▶ [THE PROBLEM] Give every entry again, unchanged, and leave its images out.

▶ [DATA FOR THIS EXERCISE]
====================

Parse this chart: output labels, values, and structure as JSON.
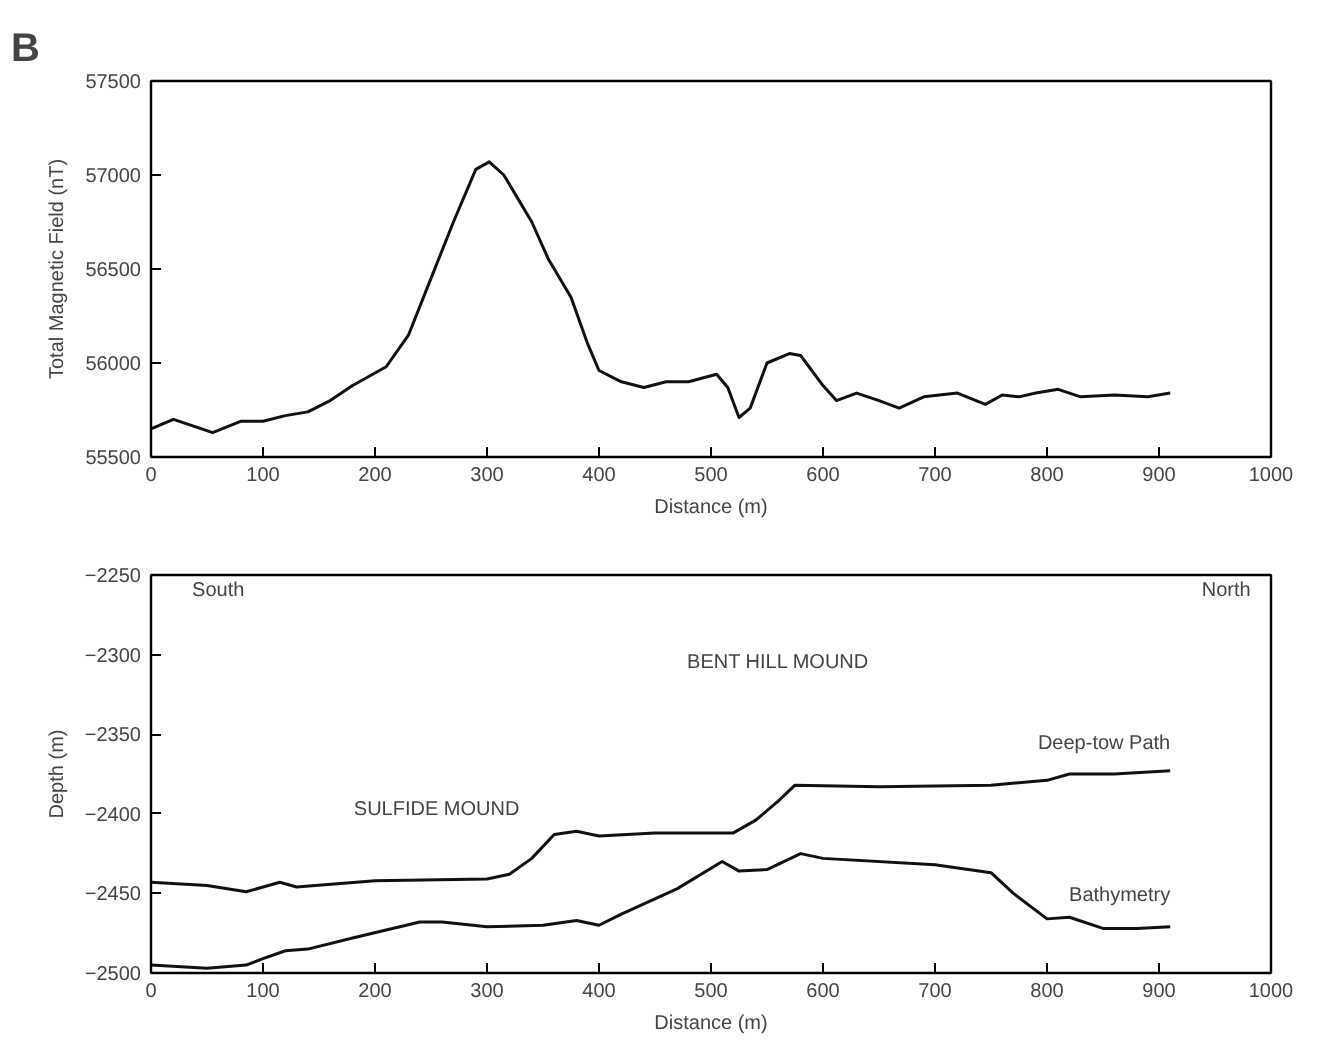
{
  "chart_data": [
    {
      "type": "line",
      "title": "B",
      "xlabel": "Distance (m)",
      "ylabel": "Total Magnetic Field (nT)",
      "xlim": [
        0,
        1000
      ],
      "xticks": [
        0,
        100,
        200,
        300,
        400,
        500,
        600,
        700,
        800,
        900,
        1000
      ],
      "ylim": [
        55500,
        57500
      ],
      "yticks": [
        55500,
        56000,
        56500,
        57000,
        57500
      ],
      "grid": false,
      "legend": false,
      "series": [
        {
          "color": "#111111",
          "x": [
            0,
            20,
            40,
            55,
            80,
            100,
            120,
            140,
            160,
            180,
            210,
            230,
            250,
            270,
            290,
            302,
            315,
            340,
            355,
            375,
            390,
            400,
            420,
            440,
            460,
            480,
            505,
            515,
            525,
            535,
            550,
            570,
            580,
            600,
            612,
            630,
            650,
            668,
            690,
            720,
            745,
            760,
            775,
            790,
            810,
            830,
            860,
            890,
            910
          ],
          "values": [
            55650,
            55700,
            55660,
            55630,
            55690,
            55690,
            55720,
            55740,
            55800,
            55880,
            55980,
            56150,
            56450,
            56750,
            57030,
            57070,
            57000,
            56750,
            56550,
            56350,
            56100,
            55960,
            55900,
            55870,
            55900,
            55900,
            55940,
            55870,
            55710,
            55760,
            56000,
            56050,
            56040,
            55880,
            55800,
            55840,
            55800,
            55760,
            55820,
            55840,
            55780,
            55830,
            55820,
            55840,
            55860,
            55820,
            55830,
            55820,
            55840
          ]
        }
      ]
    },
    {
      "type": "line",
      "xlabel": "Distance (m)",
      "ylabel": "Depth (m)",
      "xlim": [
        0,
        1000
      ],
      "xticks": [
        0,
        100,
        200,
        300,
        400,
        500,
        600,
        700,
        800,
        900,
        1000
      ],
      "ylim": [
        -2500,
        -2250
      ],
      "yticks": [
        -2500,
        -2450,
        -2400,
        -2350,
        -2300,
        -2250
      ],
      "grid": false,
      "legend": false,
      "annotations": [
        "South",
        "North",
        "BENT HILL MOUND",
        "SULFIDE MOUND"
      ],
      "series": [
        {
          "name": "Deep-tow Path",
          "color": "#111111",
          "x": [
            0,
            50,
            85,
            115,
            130,
            200,
            300,
            320,
            340,
            360,
            380,
            400,
            450,
            520,
            540,
            560,
            575,
            650,
            750,
            800,
            820,
            860,
            910
          ],
          "values": [
            -2443,
            -2445,
            -2449,
            -2443,
            -2446,
            -2442,
            -2441,
            -2438,
            -2428,
            -2413,
            -2411,
            -2414,
            -2412,
            -2412,
            -2404,
            -2392,
            -2382,
            -2383,
            -2382,
            -2379,
            -2375,
            -2375,
            -2373
          ]
        },
        {
          "name": "Bathymetry",
          "color": "#111111",
          "x": [
            0,
            50,
            85,
            100,
            120,
            140,
            180,
            240,
            260,
            300,
            350,
            380,
            400,
            420,
            470,
            510,
            525,
            550,
            580,
            600,
            700,
            750,
            770,
            800,
            820,
            850,
            880,
            910
          ],
          "values": [
            -2495,
            -2497,
            -2495,
            -2491,
            -2486,
            -2485,
            -2478,
            -2468,
            -2468,
            -2471,
            -2470,
            -2467,
            -2470,
            -2463,
            -2447,
            -2430,
            -2436,
            -2435,
            -2425,
            -2428,
            -2432,
            -2437,
            -2450,
            -2466,
            -2465,
            -2472,
            -2472,
            -2471
          ]
        }
      ]
    }
  ]
}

====================

▶ [COMPLETED EXERCISE]
Parse this chart: output labels, values, and structure as JSON.
{
  "chart_data": [
    {
      "type": "line",
      "title": "B",
      "xlabel": "Distance (m)",
      "ylabel": "Total Magnetic Field (nT)",
      "xlim": [
        0,
        1000
      ],
      "xticks": [
        0,
        100,
        200,
        300,
        400,
        500,
        600,
        700,
        800,
        900,
        1000
      ],
      "ylim": [
        55500,
        57500
      ],
      "yticks": [
        55500,
        56000,
        56500,
        57000,
        57500
      ],
      "grid": false,
      "legend": false,
      "series": [
        {
          "color": "#111111",
          "x": [
            0,
            20,
            40,
            55,
            80,
            100,
            120,
            140,
            160,
            180,
            210,
            230,
            250,
            270,
            290,
            302,
            315,
            340,
            355,
            375,
            390,
            400,
            420,
            440,
            460,
            480,
            505,
            515,
            525,
            535,
            550,
            570,
            580,
            600,
            612,
            630,
            650,
            668,
            690,
            720,
            745,
            760,
            775,
            790,
            810,
            830,
            860,
            890,
            910
          ],
          "values": [
            55650,
            55700,
            55660,
            55630,
            55690,
            55690,
            55720,
            55740,
            55800,
            55880,
            55980,
            56150,
            56450,
            56750,
            57030,
            57070,
            57000,
            56750,
            56550,
            56350,
            56100,
            55960,
            55900,
            55870,
            55900,
            55900,
            55940,
            55870,
            55710,
            55760,
            56000,
            56050,
            56040,
            55880,
            55800,
            55840,
            55800,
            55760,
            55820,
            55840,
            55780,
            55830,
            55820,
            55840,
            55860,
            55820,
            55830,
            55820,
            55840
          ]
        }
      ]
    },
    {
      "type": "line",
      "xlabel": "Distance (m)",
      "ylabel": "Depth (m)",
      "xlim": [
        0,
        1000
      ],
      "xticks": [
        0,
        100,
        200,
        300,
        400,
        500,
        600,
        700,
        800,
        900,
        1000
      ],
      "ylim": [
        -2500,
        -2250
      ],
      "yticks": [
        -2500,
        -2450,
        -2400,
        -2350,
        -2300,
        -2250
      ],
      "grid": false,
      "legend": false,
      "annotations": [
        "South",
        "North",
        "BENT HILL MOUND",
        "SULFIDE MOUND"
      ],
      "series": [
        {
          "name": "Deep-tow Path",
          "color": "#111111",
          "x": [
            0,
            50,
            85,
            115,
            130,
            200,
            300,
            320,
            340,
            360,
            380,
            400,
            450,
            520,
            540,
            560,
            575,
            650,
            750,
            800,
            820,
            860,
            910
          ],
          "values": [
            -2443,
            -2445,
            -2449,
            -2443,
            -2446,
            -2442,
            -2441,
            -2438,
            -2428,
            -2413,
            -2411,
            -2414,
            -2412,
            -2412,
            -2404,
            -2392,
            -2382,
            -2383,
            -2382,
            -2379,
            -2375,
            -2375,
            -2373
          ]
        },
        {
          "name": "Bathymetry",
          "color": "#111111",
          "x": [
            0,
            50,
            85,
            100,
            120,
            140,
            180,
            240,
            260,
            300,
            350,
            380,
            400,
            420,
            470,
            510,
            525,
            550,
            580,
            600,
            700,
            750,
            770,
            800,
            820,
            850,
            880,
            910
          ],
          "values": [
            -2495,
            -2497,
            -2495,
            -2491,
            -2486,
            -2485,
            -2478,
            -2468,
            -2468,
            -2471,
            -2470,
            -2467,
            -2470,
            -2463,
            -2447,
            -2430,
            -2436,
            -2435,
            -2425,
            -2428,
            -2432,
            -2437,
            -2450,
            -2466,
            -2465,
            -2472,
            -2472,
            -2471
          ]
        }
      ]
    }
  ]
}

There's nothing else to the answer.